このプロジェクトは、2024年に迎える日本将棋連盟100周年を記念した取り組みの一つです。

 

新たな将棋会館が、先達の意志を受け継ぎながら新たな歴史を刻み、将棋文化を次の100年につないでいく場所となるように、 皆さまと一緒に「#日本将棋の歴史」を振り返ってみたいと思います。

 

 

■将棋の起源は?

将棋の起源について、いつ誕生したかは諸説あり不確かですが、古代インドのチャトランガというゲームが元になったという説が最有力です。

 

チャトランガがヨーロッパやアジアの各地に広がり、西洋ではチェス、中国ではシャンチー、朝鮮半島ではチャンギ、タイではマークルック、そして日本では将棋と、さまざまな類似の遊戯に発展したと考えられています。

 

 

■将棋の原型「平安将棋」

1210〜1221年(鎌倉時代)に編集したと推定される習俗事典(現在の百科事典に近いもの)の『二中歴』に、大小2種類の将棋が取り上げられています。

 

後世の将棋と混同しないよう、これらは現在では「平安将棋」および「平安大将棋」と呼ばれています。平安将棋では、玉将・金将・銀将・桂馬・香車・歩兵の6種類の駒が、平安大将棋ではそれらの他に、銅将・鉄将・横行・猛虎・飛龍・奔車・注人を加えた13種類の駒が使われていました。

 

平安将棋の駒は、チャトランガの駒(将・象・馬・車・兵)の特徴をよく残していて、上に仏教の五宝を示すといわれる玉・金・銀・桂・香の文字を重ねたものとする説もあります。

 

『二中歴』13巻から(国立国会図書館所蔵)

 

 

画期的な駒の再使用ルール

時代が進むにつれて、マス目を増やしたり、駒の種類を増やしたりして、ルールを改めることが行われました。15、16世紀には現在の「本将棋」の形になったと考えられます。

 

将棋史上で特筆すべきこととして、日本ではこの時期に相手側から取った駒を自分側の駒として盤上に打って再使用できるルール、つまり持ち駒の使用が始まりました。日本独自の持ち駒使用ルールにより、将棋はさらに複雑で、奥が深くなりました。

 

 

■御城将棋と家元(「将棋の日」の起源)

約400年前の1612年(慶長17年)、幕府は将棋指しの大橋宗桂(大橋姓は没後)・碁打ちの加納算砂(本因坊算砂)らに俸禄(給与)を支給しました。やがて彼らは、家元として将棋所・碁所を唱えるようになります。
· · ·
## 求められること:
上にある将棋の歴史の本文を、最後の文の後から書き進めよ。

## データセット抜粋:
· · ·
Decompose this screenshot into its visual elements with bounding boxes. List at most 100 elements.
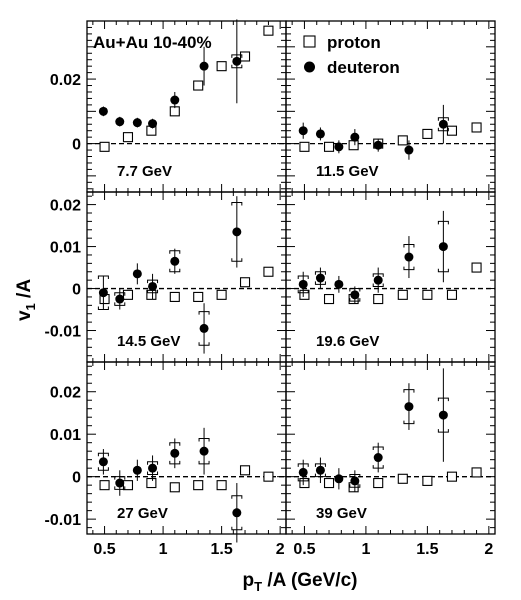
· · ·
## 解答出力:
江戸時代を通じて、名人は大橋本家・大橋分家・伊藤家の世襲制で、一度名人位に就いたら亡くなるまで名人の終生名人制になります。二世名人の大橋宗古は、江戸幕府への献上図式『象戯図式』(詰物百番)のなかで、禁じ手のルールを初めて文章として書き記しました。

 

八代将軍徳川吉宗は、1716年(享保元年)に将軍の御前で指す「御城将棋」を年に一度、11月17日に行うことを制度化しました。(日本将棋連盟では昭和50年からこの日を「将棋の日」と定め、現在でも各地でイベントを行っています。)

 

 

■明治前期の将棋界

江戸時代の末期、天保14年(1843年)から名人空位の時代が続きました。明治12年(1879年)10月19日、長い空白期間ののち、家元の伊藤家から八代宗印が十一世名人に襲位しました。

 

伊藤宗印十一世名人は明治14年(1881年)11月に棋士の集まり「魁進社」を結成し、社員らが対局した棋譜を掲載した小冊子『将棊新報』を同年12月6日に出版します。しかし、この試みは長くは続かず、2年後の16年(1883年)8月10日刊の第五集までで打ち切りになってしまいます。

 

宗印は明治24年(1891年)3月に魁進社を「九々社」と改称して、同年5月12日に小冊子「将棋新誌」を出版します。ところが、翌25年6月25日付の第十五集までで惜しくも終刊になります。失意のうち、翌26年(1893年)1月6日に宗印は68歳(数え)の生涯を終えました。結果的に宗印は、家元としては最後の名人になったのです。

 

 

■新聞「詰将棋」の始まり

明治10年代、新聞は政論中心の大新聞(おおしんぶん)と、娯楽中心の小新聞(こしんぶん)に分かれていました。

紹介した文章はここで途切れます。